What you are asked to do:
Copy out every record below exactly as written, but leave out any pictures.

/---

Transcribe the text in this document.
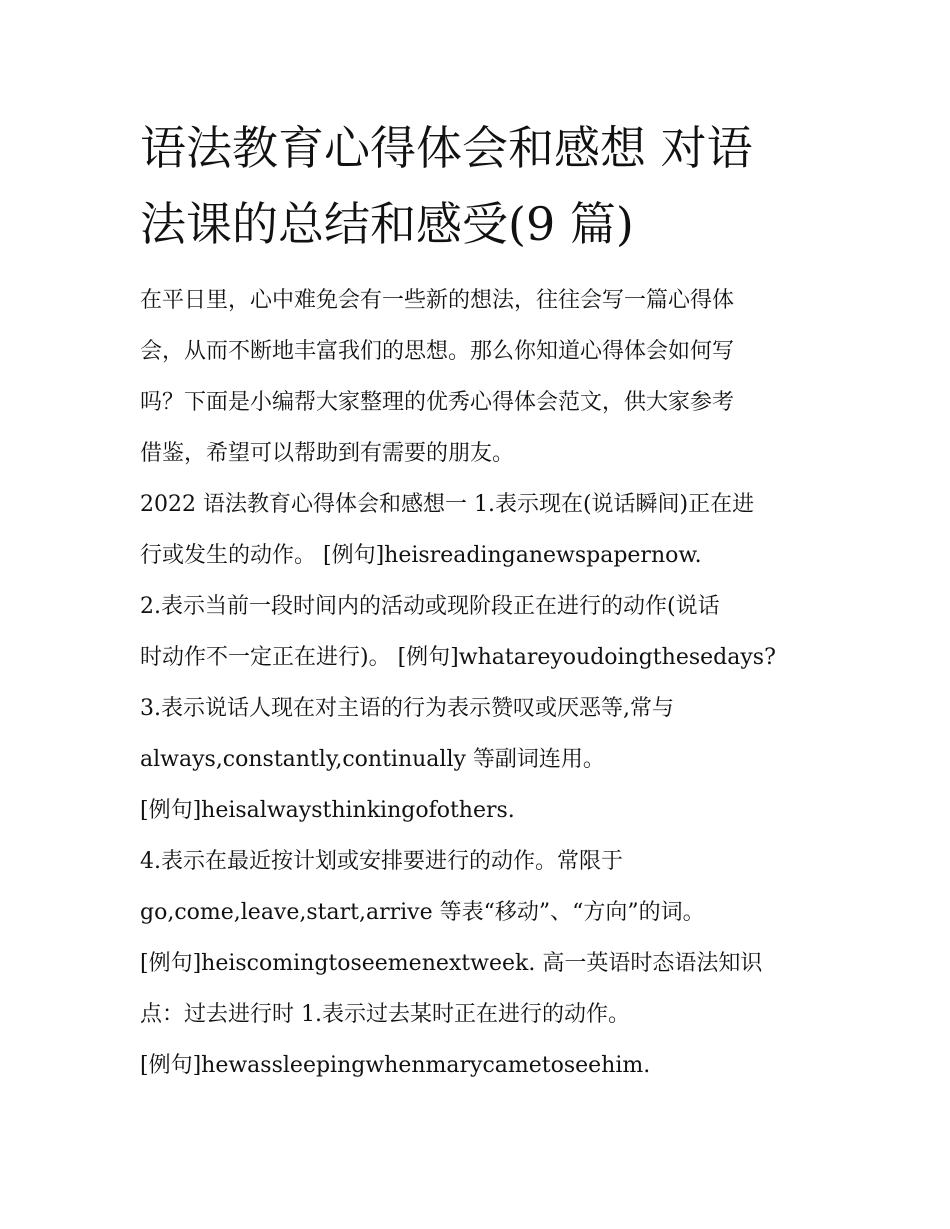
语法教育心得体会和感想 对语
法课的总结和感受(9 篇)
在平日里，心中难免会有一些新的想法，往往会写一篇心得体
会，从而不断地丰富我们的思想。那么你知道心得体会如何写
吗？下面是小编帮大家整理的优秀心得体会范文，供大家参考
借鉴，希望可以帮助到有需要的朋友。
2022 语法教育心得体会和感想一 1.表示现在(说话瞬间)正在进
行或发生的动作。 [例句]heisreadinganewspapernow.
2.表示当前一段时间内的活动或现阶段正在进行的动作(说话
时动作不一定正在进行)。 [例句]whatareyoudoingthesedays?
3.表示说话人现在对主语的行为表示赞叹或厌恶等,常与
always,constantly,continually 等副词连用。
[例句]heisalwaysthinkingofothers.
4.表示在最近按计划或安排要进行的动作。常限于
go,come,leave,start,arrive 等表“移动”、“方向”的词。
[例句]heiscomingtoseemenextweek. 高一英语时态语法知识
点：过去进行时 1.表示过去某时正在进行的动作。
[例句]hewassleepingwhenmarycametoseehim.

\---

Problem solution:
Transcribe the text in this document.
语法教育心得体会和感想 对语
法课的总结和感受(9 篇)
在平日里，心中难免会有一些新的想法，往往会写一篇心得体
会，从而不断地丰富我们的思想。那么你知道心得体会如何写
吗？下面是小编帮大家整理的优秀心得体会范文，供大家参考
借鉴，希望可以帮助到有需要的朋友。
2022 语法教育心得体会和感想一 1.表示现在(说话瞬间)正在进
行或发生的动作。 [例句]heisreadinganewspapernow.
2.表示当前一段时间内的活动或现阶段正在进行的动作(说话
时动作不一定正在进行)。 [例句]whatareyoudoingthesedays?
3.表示说话人现在对主语的行为表示赞叹或厌恶等,常与
always,constantly,continually 等副词连用。
[例句]heisalwaysthinkingofothers.
4.表示在最近按计划或安排要进行的动作。常限于
go,come,leave,start,arrive 等表“移动”、“方向”的词。
[例句]heiscomingtoseemenextweek. 高一英语时态语法知识
点：过去进行时 1.表示过去某时正在进行的动作。
[例句]hewassleepingwhenmarycametoseehim.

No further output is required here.